▶ **Document extract**:
▼▼▼
I know... This is just another convenient way of allocation with presumably minimized number of mallocs (probably pre_alloc_size should be tweaked to a better value).
memroot wasn't created for that. There are approaches with much less overhead
Using memory pools like that is a nice design pattern for non-critical sections. At least it is nicer than manual pointer management. I believe I've seen the similar pattern in InnoDB with its memory pool mem_heap_t even without preallocation! It would be nice to have a special class that preallocates and manages pointers, but I do not see the reason to develop that for this specific use case.
I don't believe in *much* overhead: mem_root is a simplest algorithm, a couple of ifs and one loop. Initialization call init_record_priority_queue() is not a critical section, the major execution is mostly busy by a data copy in handle_ordered_index_scan(), handle_ordered_next().
Let's see gprof stats collected for 100k SELECTs attached in stats.txt
init_record_priority_queue() takes 0.3%; handle_ordered_index_scan() takes 2.3%; handle_ordered_next() takes 12.3%.
Let's see unpatched stats for the same 100k SELECTs in stats_vanilla.txt
init_record_priority_queue() takes 0.1%; handle_ordered_index_scan() takes 2.2%; handle_ordered_next() takes 11.4%.
My version of init_record_priority_queue() lost 0.2%. From details we see that mem_root took 6 out of 13 which is 0.15%.
One should keep in mind this is an artificial usage of the prio queue. In diversified real-world usage the share of such kind SELECT is say 0.1%. But even if it is 1% we divide our stats by 100. So, do you really care about 0.0015%?
But here it seems that you only allocate once. You could just make
m_priority_queue_rec_len = m_rec_length + PARTITION_BYTES_IN_POS + table->s->blob_fields * sizeof(Ordered_blob_storage)
▲▲▲
▶ **Record extracts**:
▼▼▼
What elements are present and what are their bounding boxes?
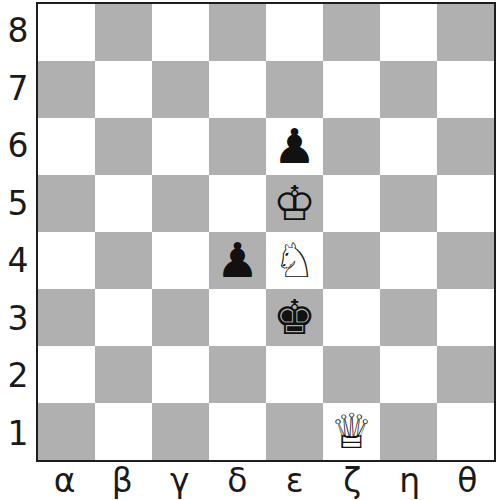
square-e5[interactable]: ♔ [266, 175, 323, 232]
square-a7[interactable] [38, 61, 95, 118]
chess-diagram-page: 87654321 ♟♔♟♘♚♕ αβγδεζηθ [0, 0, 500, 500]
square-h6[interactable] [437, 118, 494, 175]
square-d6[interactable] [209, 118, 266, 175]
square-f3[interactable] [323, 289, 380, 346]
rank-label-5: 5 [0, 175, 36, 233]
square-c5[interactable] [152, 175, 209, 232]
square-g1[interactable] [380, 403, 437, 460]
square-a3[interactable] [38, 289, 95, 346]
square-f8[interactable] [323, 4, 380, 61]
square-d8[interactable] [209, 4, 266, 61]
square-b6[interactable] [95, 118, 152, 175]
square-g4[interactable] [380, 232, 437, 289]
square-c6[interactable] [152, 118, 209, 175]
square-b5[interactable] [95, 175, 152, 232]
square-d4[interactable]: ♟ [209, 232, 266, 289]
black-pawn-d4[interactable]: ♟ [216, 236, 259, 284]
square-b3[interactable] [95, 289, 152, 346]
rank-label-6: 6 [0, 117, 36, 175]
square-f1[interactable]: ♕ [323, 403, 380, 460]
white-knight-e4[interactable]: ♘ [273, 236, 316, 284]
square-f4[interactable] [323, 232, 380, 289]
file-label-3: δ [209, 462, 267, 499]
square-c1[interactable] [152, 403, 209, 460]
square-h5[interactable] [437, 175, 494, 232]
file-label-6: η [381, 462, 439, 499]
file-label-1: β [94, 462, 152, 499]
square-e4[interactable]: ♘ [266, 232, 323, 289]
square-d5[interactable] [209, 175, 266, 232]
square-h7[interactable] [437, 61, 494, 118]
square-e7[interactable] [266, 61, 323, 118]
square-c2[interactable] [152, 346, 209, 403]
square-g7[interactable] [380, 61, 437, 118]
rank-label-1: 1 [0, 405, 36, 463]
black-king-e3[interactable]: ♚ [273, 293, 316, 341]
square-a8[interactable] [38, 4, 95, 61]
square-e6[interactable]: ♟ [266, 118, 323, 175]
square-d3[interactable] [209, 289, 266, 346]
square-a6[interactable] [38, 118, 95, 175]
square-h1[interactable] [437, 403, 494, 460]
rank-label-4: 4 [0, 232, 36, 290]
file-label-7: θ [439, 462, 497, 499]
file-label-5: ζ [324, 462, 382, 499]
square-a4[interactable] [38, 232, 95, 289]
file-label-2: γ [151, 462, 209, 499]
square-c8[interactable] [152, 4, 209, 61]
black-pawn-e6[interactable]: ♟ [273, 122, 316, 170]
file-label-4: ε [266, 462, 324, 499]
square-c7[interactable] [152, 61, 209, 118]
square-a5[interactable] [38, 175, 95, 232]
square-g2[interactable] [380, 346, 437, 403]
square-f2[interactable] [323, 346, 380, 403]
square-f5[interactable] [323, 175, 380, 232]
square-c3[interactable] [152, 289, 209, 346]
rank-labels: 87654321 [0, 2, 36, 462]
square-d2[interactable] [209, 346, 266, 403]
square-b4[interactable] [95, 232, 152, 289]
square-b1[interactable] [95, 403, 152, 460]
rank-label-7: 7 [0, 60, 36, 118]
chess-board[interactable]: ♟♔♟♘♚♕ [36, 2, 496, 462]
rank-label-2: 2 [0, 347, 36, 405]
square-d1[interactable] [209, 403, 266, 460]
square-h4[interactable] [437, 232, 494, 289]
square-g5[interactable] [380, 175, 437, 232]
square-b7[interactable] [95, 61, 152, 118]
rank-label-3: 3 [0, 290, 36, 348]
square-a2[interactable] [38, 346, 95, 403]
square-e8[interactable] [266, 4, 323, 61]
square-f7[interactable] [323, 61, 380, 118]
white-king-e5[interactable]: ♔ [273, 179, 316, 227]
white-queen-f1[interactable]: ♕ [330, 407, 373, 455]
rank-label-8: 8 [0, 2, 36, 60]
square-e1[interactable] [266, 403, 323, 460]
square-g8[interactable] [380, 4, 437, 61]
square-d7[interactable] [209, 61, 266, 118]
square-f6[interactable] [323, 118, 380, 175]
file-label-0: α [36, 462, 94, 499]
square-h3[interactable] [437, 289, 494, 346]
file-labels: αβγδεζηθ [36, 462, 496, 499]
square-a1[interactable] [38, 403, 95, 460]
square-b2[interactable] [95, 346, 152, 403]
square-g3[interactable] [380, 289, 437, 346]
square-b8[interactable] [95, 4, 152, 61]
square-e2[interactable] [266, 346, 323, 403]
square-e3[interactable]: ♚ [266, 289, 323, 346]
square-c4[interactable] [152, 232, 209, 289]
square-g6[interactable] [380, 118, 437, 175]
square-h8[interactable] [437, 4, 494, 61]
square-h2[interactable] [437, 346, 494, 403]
▲▲▲
▼▼▼
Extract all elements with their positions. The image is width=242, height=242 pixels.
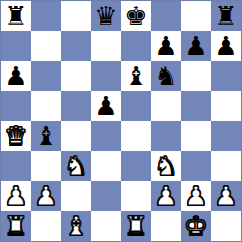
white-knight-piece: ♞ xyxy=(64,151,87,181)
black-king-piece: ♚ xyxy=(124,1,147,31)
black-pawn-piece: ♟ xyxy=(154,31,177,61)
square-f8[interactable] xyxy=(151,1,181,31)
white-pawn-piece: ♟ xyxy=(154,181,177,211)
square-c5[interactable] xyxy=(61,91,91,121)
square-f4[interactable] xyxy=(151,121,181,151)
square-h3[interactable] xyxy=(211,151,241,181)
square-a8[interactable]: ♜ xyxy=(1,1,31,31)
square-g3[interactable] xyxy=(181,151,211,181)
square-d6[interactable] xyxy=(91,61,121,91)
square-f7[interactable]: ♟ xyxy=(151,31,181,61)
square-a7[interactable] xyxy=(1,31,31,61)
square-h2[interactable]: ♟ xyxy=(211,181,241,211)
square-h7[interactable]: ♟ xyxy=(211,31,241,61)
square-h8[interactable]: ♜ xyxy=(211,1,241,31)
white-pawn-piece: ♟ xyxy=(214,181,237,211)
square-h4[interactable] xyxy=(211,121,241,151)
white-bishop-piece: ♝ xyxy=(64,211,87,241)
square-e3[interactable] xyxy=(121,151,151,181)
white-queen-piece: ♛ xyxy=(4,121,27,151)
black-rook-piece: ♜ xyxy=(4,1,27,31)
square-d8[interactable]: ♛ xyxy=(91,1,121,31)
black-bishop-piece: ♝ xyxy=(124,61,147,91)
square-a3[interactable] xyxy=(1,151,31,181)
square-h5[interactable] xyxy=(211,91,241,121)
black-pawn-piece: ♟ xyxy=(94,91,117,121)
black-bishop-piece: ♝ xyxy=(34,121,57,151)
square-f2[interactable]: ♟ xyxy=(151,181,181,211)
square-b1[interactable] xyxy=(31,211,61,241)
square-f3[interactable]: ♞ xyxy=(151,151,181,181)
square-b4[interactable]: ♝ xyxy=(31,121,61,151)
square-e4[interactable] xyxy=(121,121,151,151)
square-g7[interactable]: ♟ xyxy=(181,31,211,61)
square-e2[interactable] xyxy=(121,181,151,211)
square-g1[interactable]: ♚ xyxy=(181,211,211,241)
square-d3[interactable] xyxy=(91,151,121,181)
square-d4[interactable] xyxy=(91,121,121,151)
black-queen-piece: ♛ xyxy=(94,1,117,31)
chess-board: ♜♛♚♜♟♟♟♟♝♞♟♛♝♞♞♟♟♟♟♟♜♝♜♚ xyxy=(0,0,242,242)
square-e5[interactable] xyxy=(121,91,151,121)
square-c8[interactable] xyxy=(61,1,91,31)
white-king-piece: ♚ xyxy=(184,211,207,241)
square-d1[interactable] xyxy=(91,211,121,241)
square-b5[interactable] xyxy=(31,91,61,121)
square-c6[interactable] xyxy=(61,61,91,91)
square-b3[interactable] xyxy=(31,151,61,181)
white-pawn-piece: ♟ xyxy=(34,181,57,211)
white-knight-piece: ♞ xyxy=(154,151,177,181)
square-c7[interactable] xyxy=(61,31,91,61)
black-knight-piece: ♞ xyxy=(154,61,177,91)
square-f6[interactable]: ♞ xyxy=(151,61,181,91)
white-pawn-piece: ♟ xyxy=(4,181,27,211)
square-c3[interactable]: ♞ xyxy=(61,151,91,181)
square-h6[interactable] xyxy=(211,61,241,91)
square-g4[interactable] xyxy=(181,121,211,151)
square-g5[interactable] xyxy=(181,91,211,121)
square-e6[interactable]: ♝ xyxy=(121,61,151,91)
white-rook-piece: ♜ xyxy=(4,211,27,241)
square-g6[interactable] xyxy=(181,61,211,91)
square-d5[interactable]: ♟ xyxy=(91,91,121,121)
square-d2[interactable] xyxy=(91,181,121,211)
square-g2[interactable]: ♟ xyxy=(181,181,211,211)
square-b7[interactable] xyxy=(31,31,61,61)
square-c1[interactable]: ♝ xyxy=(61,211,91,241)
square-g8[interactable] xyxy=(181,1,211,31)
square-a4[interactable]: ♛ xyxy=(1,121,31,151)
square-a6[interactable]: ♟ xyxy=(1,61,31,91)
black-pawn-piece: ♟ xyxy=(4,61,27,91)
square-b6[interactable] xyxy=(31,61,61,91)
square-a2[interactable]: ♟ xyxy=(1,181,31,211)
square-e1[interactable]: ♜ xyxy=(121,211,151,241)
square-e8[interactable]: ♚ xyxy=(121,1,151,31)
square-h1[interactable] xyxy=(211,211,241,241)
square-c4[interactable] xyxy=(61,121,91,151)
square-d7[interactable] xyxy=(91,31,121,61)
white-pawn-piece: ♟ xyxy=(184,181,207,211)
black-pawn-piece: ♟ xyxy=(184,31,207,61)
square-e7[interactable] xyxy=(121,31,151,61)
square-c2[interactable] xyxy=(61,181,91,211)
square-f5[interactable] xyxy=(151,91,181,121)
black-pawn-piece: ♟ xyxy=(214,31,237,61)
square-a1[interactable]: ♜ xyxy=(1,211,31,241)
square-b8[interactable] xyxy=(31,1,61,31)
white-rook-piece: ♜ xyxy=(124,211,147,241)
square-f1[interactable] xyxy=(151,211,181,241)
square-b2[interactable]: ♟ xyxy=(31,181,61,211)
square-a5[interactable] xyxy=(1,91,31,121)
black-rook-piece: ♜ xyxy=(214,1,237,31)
▲▲▲
Resume the thread on priority queue memory allocation from its last line. The entries come from a different source than the thread.

I don't wnat this data serialized. It is inconvenient to read the dump of the record. Why we should make it harder to code, read the code and debug while we can make it easier? If it is only for guaranteed 1 malloc, I don't think it's worth it.
What do you mean "serialized"?
A sort of memory organization when data is placed into a single contiguous buffer.
What do you mean "read the dump"?
x command in GDB.
Note that you can also use my_multi_malloc, that allocates many buffers together and hides address arithmetcs from the caller. Like
my_multi_malloc(MYF(MY_WME), &m_ordered_rec_buffer, m_rec_length + PARTITION_BYTES_IN_POS, &blob_storage, table->s->blob_fields * sizeof(Ordered_blob_storage), NULL)
(but with error checking). And then, perhaps, with placement new[] you could construct all Ordered_blob_storage objects in one line.
Sorry, I don't understand how my version is much worse.
@@ -6178,7 +6203,11 @@ int ha_partition::handle_ordered_index_scan(uchar *buf, bool reverse_order) */ error= file->read_range_first(m_start_key.key? &m_start_key: NULL, end_range, eq_range, TRUE); - memcpy(rec_buf_ptr, table->record[0], m_rec_length); + if (!error) + { + memcpy(rec_buf_ptr, table->record[0], m_rec_length); + }
did you have a bug because of that? something didn't work?
No, I just saw worthless memcpy and avoided it.
You're right that memcopy is unnecessary in case of an error. But most of the time there is no error. You made an exceptional code path faster by making a common code path slower. I think it's generally better to do the opposite, making the common, no-error code path faster, fewer conditionals, in particular. At the cost of making the error path slower, if needed.
I'm usually aware of such things in my decisions. The slowdown is close to 0, it is not even 0.0001%, it is much lower. OTOH memcpy() slowdown is much higher and this is not a fully exceptional code path: HA_ERR_KEY_NOT_FOUND continues the loop.
@@ -6310,6 +6349,43 @@ int ha_partition::handle_ordered_index_scan_key_not_found() + if (cached) + { + cached->swap(s.blob); + s.set_read_value= set_read_value;
is it indeed possible here for a value to be either in `value` or in `read_value` ?
When happens what?
Yes, it uses `value` for plain fields and `read_value` for virtual fields.
Oh, I see.
This read_value was introduced in ea1b25046c81db8fdf to solve the case of UPDATE, where a row is moved with store_record(table, record[1]) and blob pointers aren't updated. This is very similar to what you're fixing, perhaps read_value should go away and both bugs should have a one unified solution that allows to "park" a record somewhere out of record[0] and restore later, all with proper blob handling?
Do you think this is necessary now? I believe there are a lot of *much* more important tasks.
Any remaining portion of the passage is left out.